Leave out the pictures and repeat exactly the lines from the one containing "Transcribe this image's" through the end of the records.
[Begin MATERIAL FOR THIS EXERCISE]
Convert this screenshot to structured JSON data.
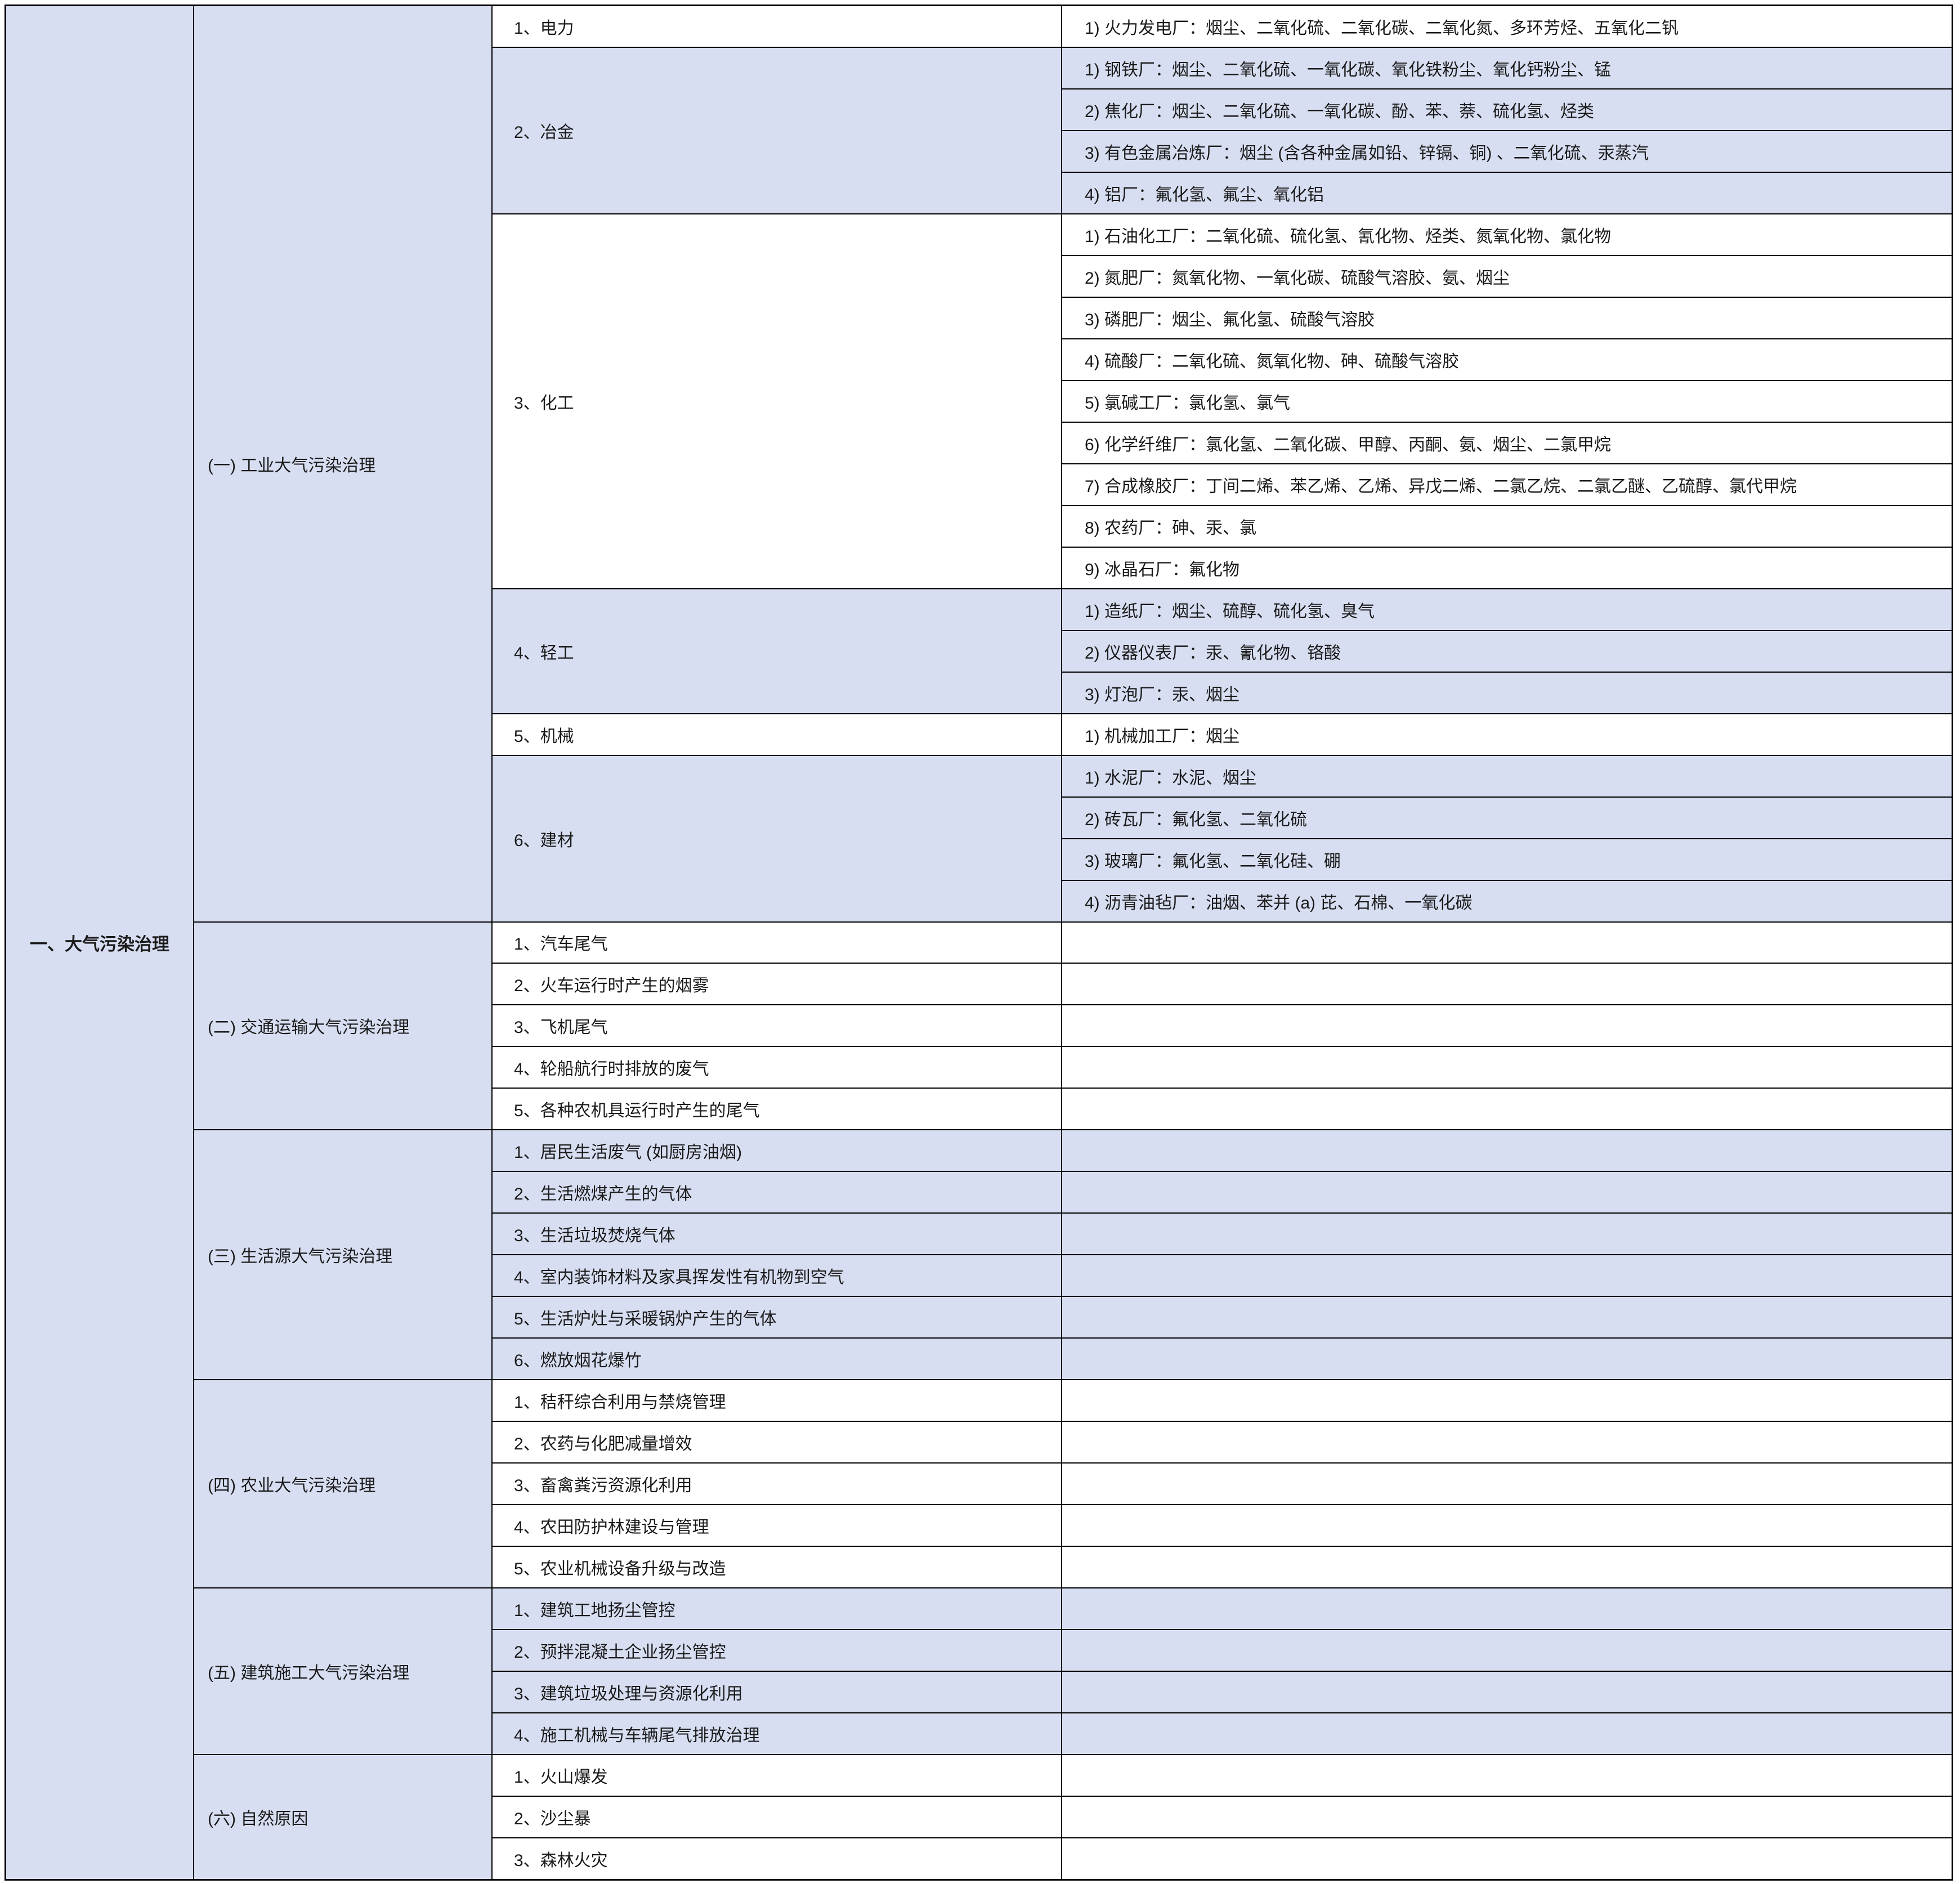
{
  "title": "一、大气污染治理",
  "colors": {
    "lavender": "#d8def2",
    "row_white": "#ffffff",
    "border": "#000000",
    "text": "#1a1a1a"
  },
  "sections": [
    {
      "label": "(一) 工业大气污染治理",
      "groups": [
        {
          "label": "1、电力",
          "shade": "white",
          "details": [
            "1) 火力发电厂：烟尘、二氧化硫、二氧化碳、二氧化氮、多环芳烃、五氧化二钒"
          ]
        },
        {
          "label": "2、冶金",
          "shade": "blue",
          "details": [
            "1) 钢铁厂：烟尘、二氧化硫、一氧化碳、氧化铁粉尘、氧化钙粉尘、锰",
            "2) 焦化厂：烟尘、二氧化硫、一氧化碳、酚、苯、萘、硫化氢、烃类",
            "3) 有色金属冶炼厂：烟尘 (含各种金属如铅、锌镉、铜) 、二氧化硫、汞蒸汽",
            "4) 铝厂：氟化氢、氟尘、氧化铝"
          ]
        },
        {
          "label": "3、化工",
          "shade": "white",
          "details": [
            "1) 石油化工厂：二氧化硫、硫化氢、氰化物、烃类、氮氧化物、氯化物",
            "2) 氮肥厂：氮氧化物、一氧化碳、硫酸气溶胶、氨、烟尘",
            "3) 磷肥厂：烟尘、氟化氢、硫酸气溶胶",
            "4) 硫酸厂：二氧化硫、氮氧化物、砷、硫酸气溶胶",
            "5) 氯碱工厂：氯化氢、氯气",
            "6) 化学纤维厂：氯化氢、二氧化碳、甲醇、丙酮、氨、烟尘、二氯甲烷",
            "7) 合成橡胶厂：丁间二烯、苯乙烯、乙烯、异戊二烯、二氯乙烷、二氯乙醚、乙硫醇、氯代甲烷",
            "8) 农药厂：砷、汞、氯",
            "9) 冰晶石厂：氟化物"
          ]
        },
        {
          "label": "4、轻工",
          "shade": "blue",
          "details": [
            "1) 造纸厂：烟尘、硫醇、硫化氢、臭气",
            "2) 仪器仪表厂：汞、氰化物、铬酸",
            "3) 灯泡厂：汞、烟尘"
          ]
        },
        {
          "label": "5、机械",
          "shade": "white",
          "details": [
            "1) 机械加工厂：烟尘"
          ]
        },
        {
          "label": "6、建材",
          "shade": "blue",
          "details": [
            "1) 水泥厂：水泥、烟尘",
            "2) 砖瓦厂：氟化氢、二氧化硫",
            "3) 玻璃厂：氟化氢、二氧化硅、硼",
            "4) 沥青油毡厂：油烟、苯并 (a) 芘、石棉、一氧化碳"
          ]
        }
      ]
    },
    {
      "label": "(二) 交通运输大气污染治理",
      "groups": [
        {
          "label": "1、汽车尾气",
          "shade": "white",
          "details": [
            ""
          ]
        },
        {
          "label": "2、火车运行时产生的烟雾",
          "shade": "white",
          "details": [
            ""
          ]
        },
        {
          "label": "3、飞机尾气",
          "shade": "white",
          "details": [
            ""
          ]
        },
        {
          "label": "4、轮船航行时排放的废气",
          "shade": "white",
          "details": [
            ""
          ]
        },
        {
          "label": "5、各种农机具运行时产生的尾气",
          "shade": "white",
          "details": [
            ""
          ]
        }
      ]
    },
    {
      "label": "(三) 生活源大气污染治理",
      "groups": [
        {
          "label": "1、居民生活废气 (如厨房油烟)",
          "shade": "blue",
          "details": [
            ""
          ]
        },
        {
          "label": "2、生活燃煤产生的气体",
          "shade": "blue",
          "details": [
            ""
          ]
        },
        {
          "label": "3、生活垃圾焚烧气体",
          "shade": "blue",
          "details": [
            ""
          ]
        },
        {
          "label": "4、室内装饰材料及家具挥发性有机物到空气",
          "shade": "blue",
          "details": [
            ""
          ]
        },
        {
          "label": "5、生活炉灶与采暖锅炉产生的气体",
          "shade": "blue",
          "details": [
            ""
          ]
        },
        {
          "label": "6、燃放烟花爆竹",
          "shade": "blue",
          "details": [
            ""
          ]
        }
      ]
    },
    {
      "label": "(四) 农业大气污染治理",
      "groups": [
        {
          "label": "1、秸秆综合利用与禁烧管理",
          "shade": "white",
          "details": [
            ""
          ]
        },
        {
          "label": "2、农药与化肥减量增效",
          "shade": "white",
          "details": [
            ""
          ]
        },
        {
          "label": "3、畜禽粪污资源化利用",
          "shade": "white",
          "details": [
            ""
          ]
        },
        {
          "label": "4、农田防护林建设与管理",
          "shade": "white",
          "details": [
            ""
          ]
        },
        {
          "label": "5、农业机械设备升级与改造",
          "shade": "white",
          "details": [
            ""
          ]
        }
      ]
    },
    {
      "label": "(五) 建筑施工大气污染治理",
      "groups": [
        {
          "label": "1、建筑工地扬尘管控",
          "shade": "blue",
          "details": [
            ""
          ]
        },
        {
          "label": "2、预拌混凝土企业扬尘管控",
          "shade": "blue",
          "details": [
            ""
          ]
        },
        {
          "label": "3、建筑垃圾处理与资源化利用",
          "shade": "blue",
          "details": [
            ""
          ]
        },
        {
          "label": "4、施工机械与车辆尾气排放治理",
          "shade": "blue",
          "details": [
            ""
          ]
        }
      ]
    },
    {
      "label": "(六) 自然原因",
      "groups": [
        {
          "label": "1、火山爆发",
          "shade": "white",
          "details": [
            ""
          ]
        },
        {
          "label": "2、沙尘暴",
          "shade": "white",
          "details": [
            ""
          ]
        },
        {
          "label": "3、森林火灾",
          "shade": "white",
          "details": [
            ""
          ]
        }
      ]
    }
  ]
}
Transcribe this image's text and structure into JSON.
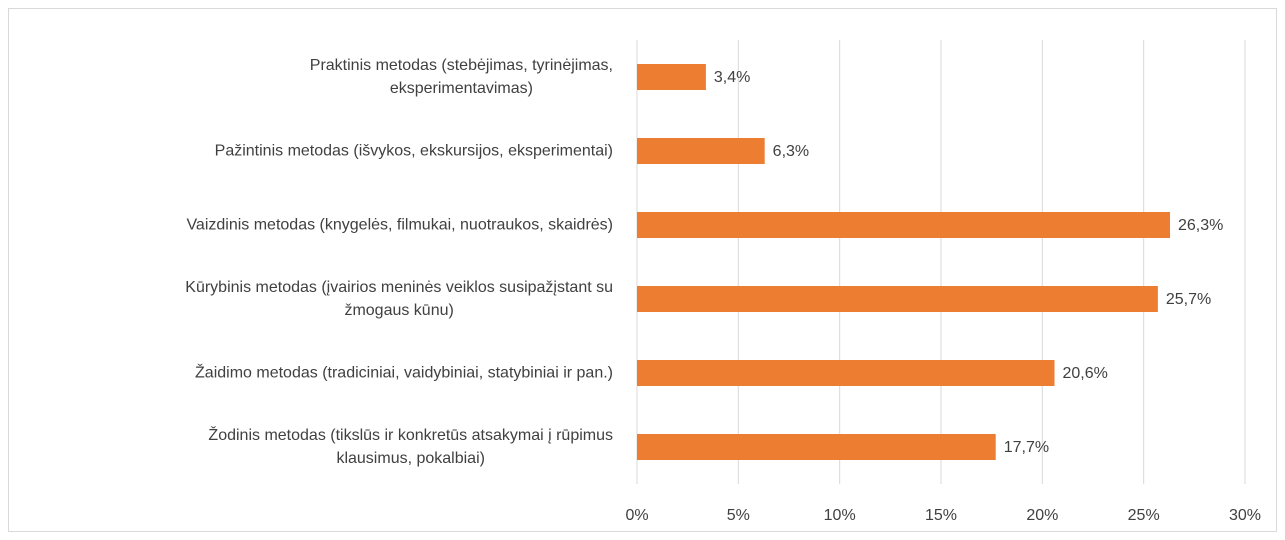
{
  "chart_data": {
    "type": "bar",
    "orientation": "horizontal",
    "categories": [
      "Praktinis metodas (stebėjimas, tyrinėjimas,\neksperimentavimas)",
      "Pažintinis metodas (išvykos, ekskursijos, eksperimentai)",
      "Vaizdinis metodas (knygelės, filmukai, nuotraukos, skaidrės)",
      "Kūrybinis metodas (įvairios meninės veiklos susipažįstant su\nžmogaus kūnu)",
      "Žaidimo metodas  (tradiciniai, vaidybiniai, statybiniai ir pan.)",
      "Žodinis metodas (tikslūs ir konkretūs atsakymai į rūpimus\nklausimus, pokalbiai)"
    ],
    "values": [
      3.4,
      6.3,
      26.3,
      25.7,
      20.6,
      17.7
    ],
    "value_labels": [
      "3,4%",
      "6,3%",
      "26,3%",
      "25,7%",
      "20,6%",
      "17,7%"
    ],
    "color": "#ed7d31",
    "xlim": [
      0,
      30
    ],
    "xticks": [
      {
        "value": 0,
        "label": "0%"
      },
      {
        "value": 5,
        "label": "5%"
      },
      {
        "value": 10,
        "label": "10%"
      },
      {
        "value": 15,
        "label": "15%"
      },
      {
        "value": 20,
        "label": "20%"
      },
      {
        "value": 25,
        "label": "25%"
      },
      {
        "value": 30,
        "label": "30%"
      }
    ],
    "grid": true
  }
}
[End MATERIAL FOR THIS EXERCISE]
SOLUTION TO THIS PROBLEM
Transcribe this image's text and structure into JSON.
{
  "chart_data": {
    "type": "bar",
    "orientation": "horizontal",
    "categories": [
      "Praktinis metodas (stebėjimas, tyrinėjimas,\neksperimentavimas)",
      "Pažintinis metodas (išvykos, ekskursijos, eksperimentai)",
      "Vaizdinis metodas (knygelės, filmukai, nuotraukos, skaidrės)",
      "Kūrybinis metodas (įvairios meninės veiklos susipažįstant su\nžmogaus kūnu)",
      "Žaidimo metodas  (tradiciniai, vaidybiniai, statybiniai ir pan.)",
      "Žodinis metodas (tikslūs ir konkretūs atsakymai į rūpimus\nklausimus, pokalbiai)"
    ],
    "values": [
      3.4,
      6.3,
      26.3,
      25.7,
      20.6,
      17.7
    ],
    "value_labels": [
      "3,4%",
      "6,3%",
      "26,3%",
      "25,7%",
      "20,6%",
      "17,7%"
    ],
    "color": "#ed7d31",
    "xlim": [
      0,
      30
    ],
    "xticks": [
      {
        "value": 0,
        "label": "0%"
      },
      {
        "value": 5,
        "label": "5%"
      },
      {
        "value": 10,
        "label": "10%"
      },
      {
        "value": 15,
        "label": "15%"
      },
      {
        "value": 20,
        "label": "20%"
      },
      {
        "value": 25,
        "label": "25%"
      },
      {
        "value": 30,
        "label": "30%"
      }
    ],
    "grid": true
  }
}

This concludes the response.